The exercise asks you to copy every line below in which "Moderate" appears.

— START —

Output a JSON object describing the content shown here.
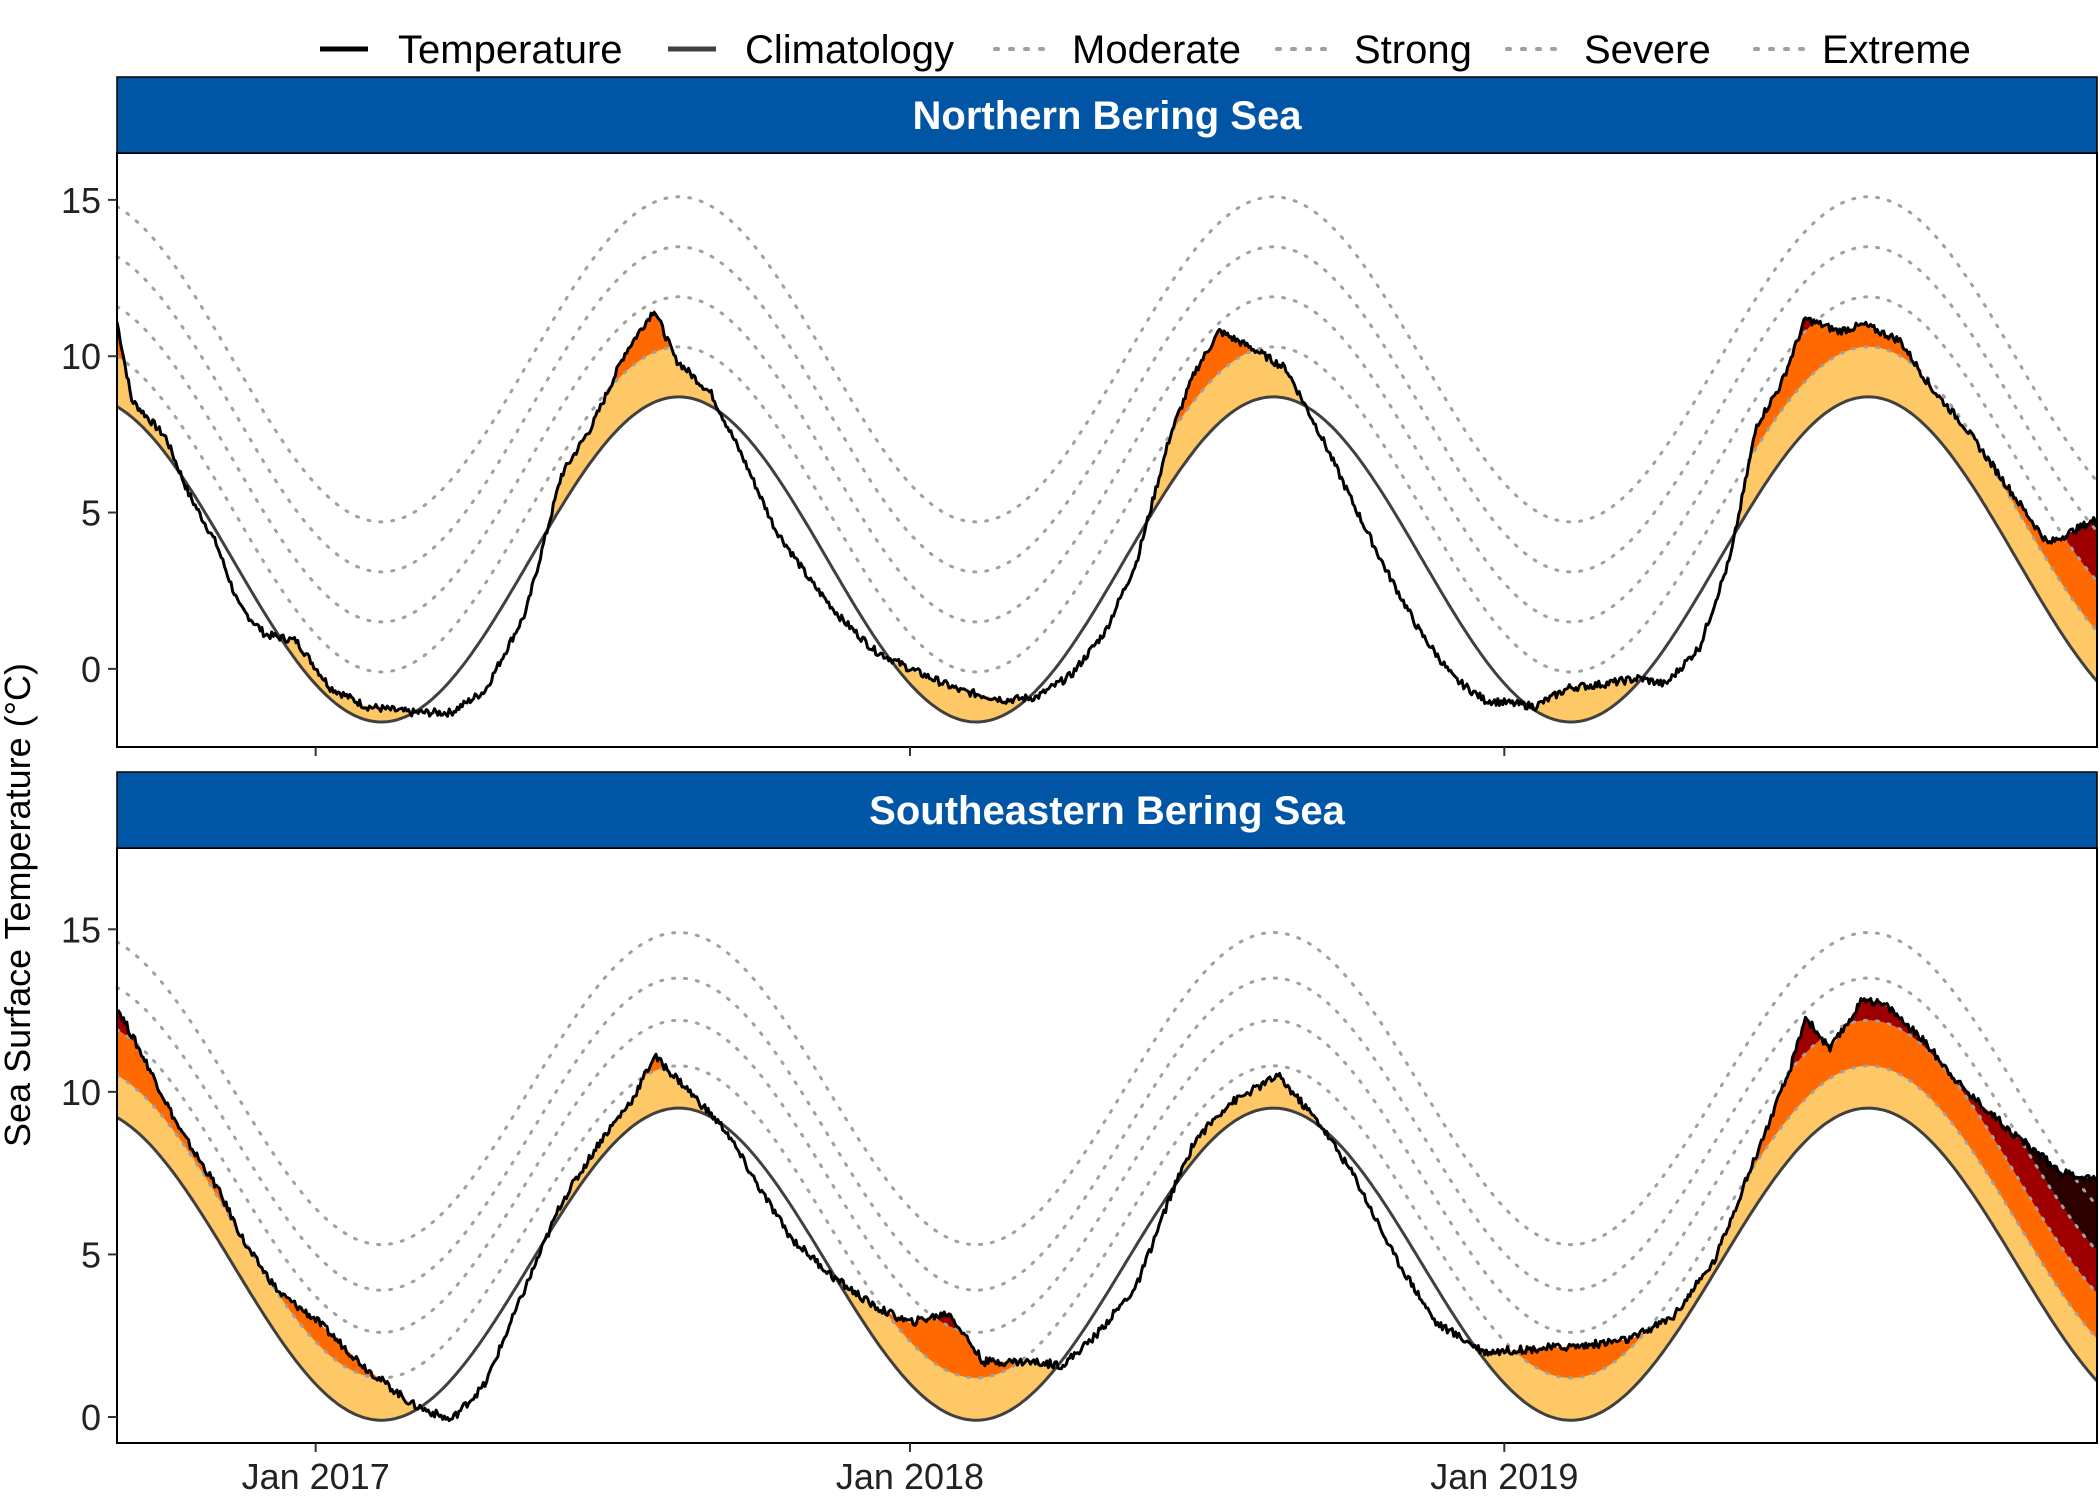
{
  "chart_data": {
    "type": "line",
    "ylabel": "Sea Surface Temperature (°C)",
    "x_ticks": [
      "Jan 2017",
      "Jan 2018",
      "Jan 2019"
    ],
    "x_tick_dates": [
      "2017-01-01",
      "2018-01-01",
      "2019-01-01"
    ],
    "xlim": [
      "2016-09-01",
      "2019-12-31"
    ],
    "y_ticks": [
      0,
      5,
      10,
      15
    ],
    "legend": {
      "position": "top",
      "entries": [
        {
          "label": "Temperature",
          "style": "solid",
          "color": "#000000"
        },
        {
          "label": "Climatology",
          "style": "solid",
          "color": "#404040"
        },
        {
          "label": "Moderate",
          "style": "dotted",
          "color": "#a0a0a0"
        },
        {
          "label": "Strong",
          "style": "dotted",
          "color": "#a0a0a0"
        },
        {
          "label": "Severe",
          "style": "dotted",
          "color": "#a0a0a0"
        },
        {
          "label": "Extreme",
          "style": "dotted",
          "color": "#a0a0a0"
        }
      ]
    },
    "category_fill_colors": {
      "Moderate": "#ffc866",
      "Strong": "#ff6900",
      "Severe": "#9e0000",
      "Extreme": "#2d0000"
    },
    "strip_color": "#0055a5",
    "panels": [
      {
        "title": "Northern Bering Sea",
        "ylim": [
          -2.5,
          16.5
        ],
        "climatology": {
          "min": -1.7,
          "max": 8.7,
          "trough_date": "2017-03-25",
          "peak_date": "2017-08-12"
        },
        "threshold_increments": {
          "Moderate": 1.6,
          "Strong": 3.2,
          "Severe": 4.8,
          "Extreme": 6.4
        },
        "temperature": [
          [
            "2016-09-01",
            11.1
          ],
          [
            "2016-09-10",
            8.6
          ],
          [
            "2016-10-01",
            7.4
          ],
          [
            "2016-10-15",
            5.6
          ],
          [
            "2016-11-01",
            4.0
          ],
          [
            "2016-11-15",
            2.0
          ],
          [
            "2016-12-01",
            1.1
          ],
          [
            "2016-12-20",
            0.9
          ],
          [
            "2017-01-10",
            -0.6
          ],
          [
            "2017-02-01",
            -1.2
          ],
          [
            "2017-03-01",
            -1.4
          ],
          [
            "2017-03-25",
            -1.4
          ],
          [
            "2017-04-15",
            -0.7
          ],
          [
            "2017-05-10",
            1.8
          ],
          [
            "2017-06-01",
            6.2
          ],
          [
            "2017-06-20",
            7.8
          ],
          [
            "2017-07-10",
            10.1
          ],
          [
            "2017-07-28",
            11.5
          ],
          [
            "2017-08-10",
            9.9
          ],
          [
            "2017-09-01",
            8.8
          ],
          [
            "2017-09-20",
            6.8
          ],
          [
            "2017-10-10",
            4.5
          ],
          [
            "2017-11-01",
            2.8
          ],
          [
            "2017-11-20",
            1.6
          ],
          [
            "2017-12-10",
            0.6
          ],
          [
            "2018-01-01",
            0.0
          ],
          [
            "2018-02-01",
            -0.7
          ],
          [
            "2018-03-01",
            -1.0
          ],
          [
            "2018-03-20",
            -0.9
          ],
          [
            "2018-04-10",
            -0.2
          ],
          [
            "2018-05-01",
            1.2
          ],
          [
            "2018-05-20",
            3.4
          ],
          [
            "2018-06-10",
            7.5
          ],
          [
            "2018-06-25",
            9.5
          ],
          [
            "2018-07-10",
            10.8
          ],
          [
            "2018-08-01",
            10.2
          ],
          [
            "2018-08-20",
            9.6
          ],
          [
            "2018-09-10",
            7.5
          ],
          [
            "2018-10-01",
            5.2
          ],
          [
            "2018-10-20",
            3.2
          ],
          [
            "2018-11-10",
            1.2
          ],
          [
            "2018-12-01",
            -0.3
          ],
          [
            "2018-12-20",
            -1.0
          ],
          [
            "2019-01-20",
            -1.2
          ],
          [
            "2019-02-10",
            -0.6
          ],
          [
            "2019-03-01",
            -0.5
          ],
          [
            "2019-03-25",
            -0.3
          ],
          [
            "2019-04-10",
            -0.5
          ],
          [
            "2019-05-01",
            0.7
          ],
          [
            "2019-05-20",
            3.6
          ],
          [
            "2019-06-05",
            7.8
          ],
          [
            "2019-06-20",
            9.1
          ],
          [
            "2019-07-05",
            11.2
          ],
          [
            "2019-07-25",
            10.8
          ],
          [
            "2019-08-10",
            11.0
          ],
          [
            "2019-09-01",
            10.5
          ],
          [
            "2019-09-20",
            9.0
          ],
          [
            "2019-10-10",
            7.8
          ],
          [
            "2019-11-01",
            6.2
          ],
          [
            "2019-12-01",
            4.0
          ],
          [
            "2019-12-31",
            4.8
          ]
        ]
      },
      {
        "title": "Southeastern Bering Sea",
        "ylim": [
          -0.8,
          17.5
        ],
        "climatology": {
          "min": -0.1,
          "max": 9.5,
          "trough_date": "2017-03-25",
          "peak_date": "2017-08-12"
        },
        "threshold_increments": {
          "Moderate": 1.3,
          "Strong": 2.7,
          "Severe": 4.0,
          "Extreme": 5.4
        },
        "temperature": [
          [
            "2016-09-01",
            12.6
          ],
          [
            "2016-09-20",
            10.8
          ],
          [
            "2016-10-10",
            8.8
          ],
          [
            "2016-11-01",
            7.1
          ],
          [
            "2016-11-20",
            5.2
          ],
          [
            "2016-12-10",
            3.8
          ],
          [
            "2017-01-01",
            3.0
          ],
          [
            "2017-02-01",
            1.5
          ],
          [
            "2017-03-01",
            0.4
          ],
          [
            "2017-03-25",
            -0.1
          ],
          [
            "2017-04-15",
            1.0
          ],
          [
            "2017-05-10",
            4.0
          ],
          [
            "2017-06-01",
            6.6
          ],
          [
            "2017-06-25",
            8.5
          ],
          [
            "2017-07-15",
            9.8
          ],
          [
            "2017-07-28",
            11.1
          ],
          [
            "2017-08-15",
            10.2
          ],
          [
            "2017-09-10",
            8.8
          ],
          [
            "2017-10-01",
            7.0
          ],
          [
            "2017-10-20",
            5.5
          ],
          [
            "2017-11-15",
            4.3
          ],
          [
            "2017-12-10",
            3.4
          ],
          [
            "2018-01-01",
            2.9
          ],
          [
            "2018-01-25",
            3.2
          ],
          [
            "2018-02-15",
            1.7
          ],
          [
            "2018-03-15",
            1.7
          ],
          [
            "2018-04-05",
            1.6
          ],
          [
            "2018-04-25",
            2.5
          ],
          [
            "2018-05-20",
            4.0
          ],
          [
            "2018-06-10",
            6.8
          ],
          [
            "2018-06-25",
            8.5
          ],
          [
            "2018-07-15",
            9.6
          ],
          [
            "2018-08-15",
            10.5
          ],
          [
            "2018-09-10",
            9.0
          ],
          [
            "2018-10-01",
            7.4
          ],
          [
            "2018-10-25",
            5.0
          ],
          [
            "2018-11-20",
            2.9
          ],
          [
            "2018-12-20",
            2.0
          ],
          [
            "2019-01-20",
            2.1
          ],
          [
            "2019-02-20",
            2.2
          ],
          [
            "2019-03-20",
            2.4
          ],
          [
            "2019-04-15",
            3.1
          ],
          [
            "2019-05-10",
            4.8
          ],
          [
            "2019-06-01",
            7.6
          ],
          [
            "2019-06-25",
            10.6
          ],
          [
            "2019-07-05",
            12.3
          ],
          [
            "2019-07-20",
            11.3
          ],
          [
            "2019-08-10",
            12.9
          ],
          [
            "2019-08-25",
            12.6
          ],
          [
            "2019-09-15",
            11.6
          ],
          [
            "2019-10-10",
            10.1
          ],
          [
            "2019-11-10",
            8.7
          ],
          [
            "2019-12-10",
            7.5
          ],
          [
            "2019-12-31",
            7.3
          ]
        ]
      }
    ]
  }
}
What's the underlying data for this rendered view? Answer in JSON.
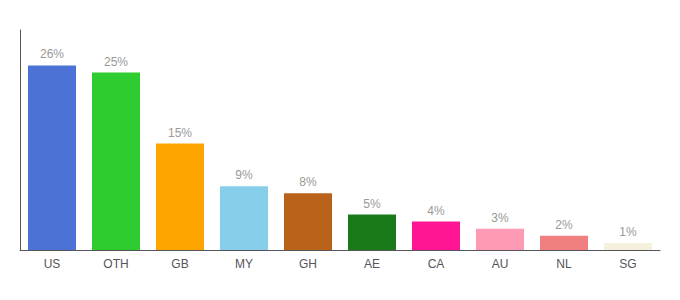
{
  "chart_data": {
    "type": "bar",
    "categories": [
      "US",
      "OTH",
      "GB",
      "MY",
      "GH",
      "AE",
      "CA",
      "AU",
      "NL",
      "SG"
    ],
    "values": [
      26,
      25,
      15,
      9,
      8,
      5,
      4,
      3,
      2,
      1
    ],
    "value_labels": [
      "26%",
      "25%",
      "15%",
      "9%",
      "8%",
      "5%",
      "4%",
      "3%",
      "2%",
      "1%"
    ],
    "colors": [
      "#4d72d6",
      "#2ecc2e",
      "#ffa500",
      "#87ceeb",
      "#b8621a",
      "#1a7a1a",
      "#ff1493",
      "#ff9ab5",
      "#f08080",
      "#f5f0dc"
    ],
    "ylim": [
      0,
      31
    ],
    "data_labels": true,
    "tick_labels": "x",
    "grid": false
  }
}
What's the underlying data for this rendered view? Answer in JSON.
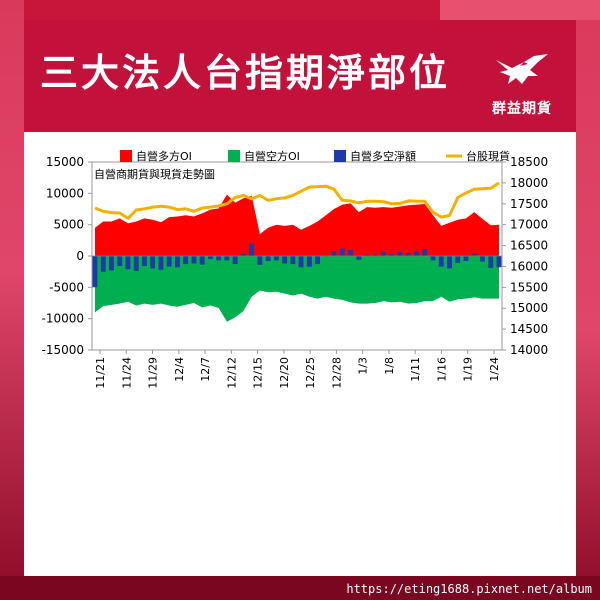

— END —

• Answer below:
          "label": "Moderate",
      "Moderate": "#ffc866",
          "Moderate": 1.6,
          "Moderate": 1.3,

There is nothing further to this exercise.